*Task directions:*
Reproduce the listing that follows with no differences at all.

[BEGIN Data section]

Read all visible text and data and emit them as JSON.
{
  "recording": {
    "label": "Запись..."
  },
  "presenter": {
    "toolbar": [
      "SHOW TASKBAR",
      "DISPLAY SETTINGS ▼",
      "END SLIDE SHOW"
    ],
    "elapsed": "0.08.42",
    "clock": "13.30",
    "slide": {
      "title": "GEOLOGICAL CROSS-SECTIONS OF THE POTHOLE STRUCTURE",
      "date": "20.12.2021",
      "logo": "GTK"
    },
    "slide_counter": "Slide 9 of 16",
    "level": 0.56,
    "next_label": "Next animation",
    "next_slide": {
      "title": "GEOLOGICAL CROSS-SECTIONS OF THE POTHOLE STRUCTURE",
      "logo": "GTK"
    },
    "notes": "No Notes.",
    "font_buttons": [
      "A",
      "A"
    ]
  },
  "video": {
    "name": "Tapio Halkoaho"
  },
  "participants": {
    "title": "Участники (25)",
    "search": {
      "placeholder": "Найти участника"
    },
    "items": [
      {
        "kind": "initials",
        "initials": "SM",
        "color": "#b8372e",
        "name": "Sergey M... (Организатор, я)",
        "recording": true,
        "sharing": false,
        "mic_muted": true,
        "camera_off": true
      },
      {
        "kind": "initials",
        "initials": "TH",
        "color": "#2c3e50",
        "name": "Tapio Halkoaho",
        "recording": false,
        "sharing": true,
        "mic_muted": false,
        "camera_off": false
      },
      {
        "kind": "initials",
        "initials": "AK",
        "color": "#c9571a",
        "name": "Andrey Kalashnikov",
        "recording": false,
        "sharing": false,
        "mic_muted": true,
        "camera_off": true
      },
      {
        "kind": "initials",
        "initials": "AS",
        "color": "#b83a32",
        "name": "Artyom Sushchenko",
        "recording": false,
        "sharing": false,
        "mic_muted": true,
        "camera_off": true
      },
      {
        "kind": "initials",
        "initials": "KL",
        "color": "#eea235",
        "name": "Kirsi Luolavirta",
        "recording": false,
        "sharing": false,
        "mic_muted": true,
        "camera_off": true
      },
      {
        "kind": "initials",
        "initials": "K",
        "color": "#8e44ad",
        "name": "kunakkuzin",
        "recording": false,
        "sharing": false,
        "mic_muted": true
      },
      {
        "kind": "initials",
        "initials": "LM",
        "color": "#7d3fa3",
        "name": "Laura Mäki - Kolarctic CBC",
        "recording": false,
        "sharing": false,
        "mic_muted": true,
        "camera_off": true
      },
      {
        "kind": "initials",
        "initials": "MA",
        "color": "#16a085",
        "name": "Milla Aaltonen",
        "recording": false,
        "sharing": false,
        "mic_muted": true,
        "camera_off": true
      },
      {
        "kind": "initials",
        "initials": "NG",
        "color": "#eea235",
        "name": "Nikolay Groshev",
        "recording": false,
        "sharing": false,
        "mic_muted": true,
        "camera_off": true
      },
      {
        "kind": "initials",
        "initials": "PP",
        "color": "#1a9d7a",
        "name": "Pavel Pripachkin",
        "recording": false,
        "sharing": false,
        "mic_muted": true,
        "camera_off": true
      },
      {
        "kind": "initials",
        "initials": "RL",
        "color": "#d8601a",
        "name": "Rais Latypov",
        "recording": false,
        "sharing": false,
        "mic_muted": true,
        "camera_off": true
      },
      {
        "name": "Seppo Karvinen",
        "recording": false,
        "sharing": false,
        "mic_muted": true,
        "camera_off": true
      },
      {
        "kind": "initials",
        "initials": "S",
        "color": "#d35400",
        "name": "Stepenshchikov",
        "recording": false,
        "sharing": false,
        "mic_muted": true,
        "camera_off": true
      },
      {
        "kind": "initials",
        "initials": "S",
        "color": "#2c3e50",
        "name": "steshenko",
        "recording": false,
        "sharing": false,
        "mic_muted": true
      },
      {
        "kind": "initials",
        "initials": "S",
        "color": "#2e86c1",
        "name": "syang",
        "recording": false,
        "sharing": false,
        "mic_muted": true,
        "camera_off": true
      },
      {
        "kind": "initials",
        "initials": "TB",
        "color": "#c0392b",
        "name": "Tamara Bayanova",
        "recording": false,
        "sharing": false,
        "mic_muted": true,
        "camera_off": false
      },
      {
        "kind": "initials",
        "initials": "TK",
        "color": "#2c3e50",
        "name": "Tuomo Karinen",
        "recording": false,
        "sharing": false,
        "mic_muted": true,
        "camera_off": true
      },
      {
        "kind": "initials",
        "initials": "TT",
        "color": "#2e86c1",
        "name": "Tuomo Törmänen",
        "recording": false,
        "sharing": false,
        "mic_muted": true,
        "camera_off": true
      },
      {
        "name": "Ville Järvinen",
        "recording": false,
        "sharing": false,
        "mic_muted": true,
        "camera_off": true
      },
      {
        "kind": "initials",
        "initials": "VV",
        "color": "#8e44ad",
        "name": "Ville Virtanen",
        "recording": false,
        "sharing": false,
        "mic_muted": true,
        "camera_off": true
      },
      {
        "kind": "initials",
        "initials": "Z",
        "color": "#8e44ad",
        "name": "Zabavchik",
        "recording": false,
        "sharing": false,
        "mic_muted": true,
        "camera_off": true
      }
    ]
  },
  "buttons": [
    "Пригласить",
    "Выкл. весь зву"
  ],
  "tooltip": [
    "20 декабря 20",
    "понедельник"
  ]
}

[END Data section]

*Expected output:*
Read all visible text and data and emit them as JSON.
{
  "recording": {
    "label": "Запись..."
  },
  "presenter": {
    "toolbar": [
      "SHOW TASKBAR",
      "DISPLAY SETTINGS ▼",
      "END SLIDE SHOW"
    ],
    "elapsed": "0.08.42",
    "clock": "13.30",
    "slide": {
      "title": "GEOLOGICAL CROSS-SECTIONS OF THE POTHOLE STRUCTURE",
      "date": "20.12.2021",
      "logo": "GTK"
    },
    "slide_counter": "Slide 9 of 16",
    "level": 0.56,
    "next_label": "Next animation",
    "next_slide": {
      "title": "GEOLOGICAL CROSS-SECTIONS OF THE POTHOLE STRUCTURE",
      "logo": "GTK"
    },
    "notes": "No Notes.",
    "font_buttons": [
      "A",
      "A"
    ]
  },
  "video": {
    "name": "Tapio Halkoaho"
  },
  "participants": {
    "title": "Участники (25)",
    "search": {
      "placeholder": "Найти участника"
    },
    "items": [
      {
        "kind": "initials",
        "initials": "SM",
        "color": "#b8372e",
        "name": "Sergey M... (Организатор, я)",
        "recording": true,
        "sharing": false,
        "mic_muted": true,
        "camera_off": true
      },
      {
        "kind": "initials",
        "initials": "TH",
        "color": "#2c3e50",
        "name": "Tapio Halkoaho",
        "recording": false,
        "sharing": true,
        "mic_muted": false,
        "camera_off": false
      },
      {
        "kind": "initials",
        "initials": "AK",
        "color": "#c9571a",
        "name": "Andrey Kalashnikov",
        "recording": false,
        "sharing": false,
        "mic_muted": true,
        "camera_off": true
      },
      {
        "kind": "initials",
        "initials": "AS",
        "color": "#b83a32",
        "name": "Artyom Sushchenko",
        "recording": false,
        "sharing": false,
        "mic_muted": true,
        "camera_off": true
      },
      {
        "kind": "initials",
        "initials": "KL",
        "color": "#eea235",
        "name": "Kirsi Luolavirta",
        "recording": false,
        "sharing": false,
        "mic_muted": true,
        "camera_off": true
      },
      {
        "kind": "initials",
        "initials": "K",
        "color": "#8e44ad",
        "name": "kunakkuzin",
        "recording": false,
        "sharing": false,
        "mic_muted": true
      },
      {
        "kind": "initials",
        "initials": "LM",
        "color": "#7d3fa3",
        "name": "Laura Mäki - Kolarctic CBC",
        "recording": false,
        "sharing": false,
        "mic_muted": true,
        "camera_off": true
      },
      {
        "kind": "initials",
        "initials": "MA",
        "color": "#16a085",
        "name": "Milla Aaltonen",
        "recording": false,
        "sharing": false,
        "mic_muted": true,
        "camera_off": true
      },
      {
        "kind": "initials",
        "initials": "NG",
        "color": "#eea235",
        "name": "Nikolay Groshev",
        "recording": false,
        "sharing": false,
        "mic_muted": true,
        "camera_off": true
      },
      {
        "kind": "initials",
        "initials": "PP",
        "color": "#1a9d7a",
        "name": "Pavel Pripachkin",
        "recording": false,
        "sharing": false,
        "mic_muted": true,
        "camera_off": true
      },
      {
        "kind": "initials",
        "initials": "RL",
        "color": "#d8601a",
        "name": "Rais Latypov",
        "recording": false,
        "sharing": false,
        "mic_muted": true,
        "camera_off": true
      },
      {
        "name": "Seppo Karvinen",
        "recording": false,
        "sharing": false,
        "mic_muted": true,
        "camera_off": true
      },
      {
        "kind": "initials",
        "initials": "S",
        "color": "#d35400",
        "name": "Stepenshchikov",
        "recording": false,
        "sharing": false,
        "mic_muted": true,
        "camera_off": true
      },
      {
        "kind": "initials",
        "initials": "S",
        "color": "#2c3e50",
        "name": "steshenko",
        "recording": false,
        "sharing": false,
        "mic_muted": true
      },
      {
        "kind": "initials",
        "initials": "S",
        "color": "#2e86c1",
        "name": "syang",
        "recording": false,
        "sharing": false,
        "mic_muted": true,
        "camera_off": true
      },
      {
        "kind": "initials",
        "initials": "TB",
        "color": "#c0392b",
        "name": "Tamara Bayanova",
        "recording": false,
        "sharing": false,
        "mic_muted": true,
        "camera_off": false
      },
      {
        "kind": "initials",
        "initials": "TK",
        "color": "#2c3e50",
        "name": "Tuomo Karinen",
        "recording": false,
        "sharing": false,
        "mic_muted": true,
        "camera_off": true
      },
      {
        "kind": "initials",
        "initials": "TT",
        "color": "#2e86c1",
        "name": "Tuomo Törmänen",
        "recording": false,
        "sharing": false,
        "mic_muted": true,
        "camera_off": true
      },
      {
        "name": "Ville Järvinen",
        "recording": false,
        "sharing": false,
        "mic_muted": true,
        "camera_off": true
      },
      {
        "kind": "initials",
        "initials": "VV",
        "color": "#8e44ad",
        "name": "Ville Virtanen",
        "recording": false,
        "sharing": false,
        "mic_muted": true,
        "camera_off": true
      },
      {
        "kind": "initials",
        "initials": "Z",
        "color": "#8e44ad",
        "name": "Zabavchik",
        "recording": false,
        "sharing": false,
        "mic_muted": true,
        "camera_off": true
      }
    ]
  },
  "buttons": [
    "Пригласить",
    "Выкл. весь зву"
  ],
  "tooltip": [
    "20 декабря 20",
    "понедельник"
  ]
}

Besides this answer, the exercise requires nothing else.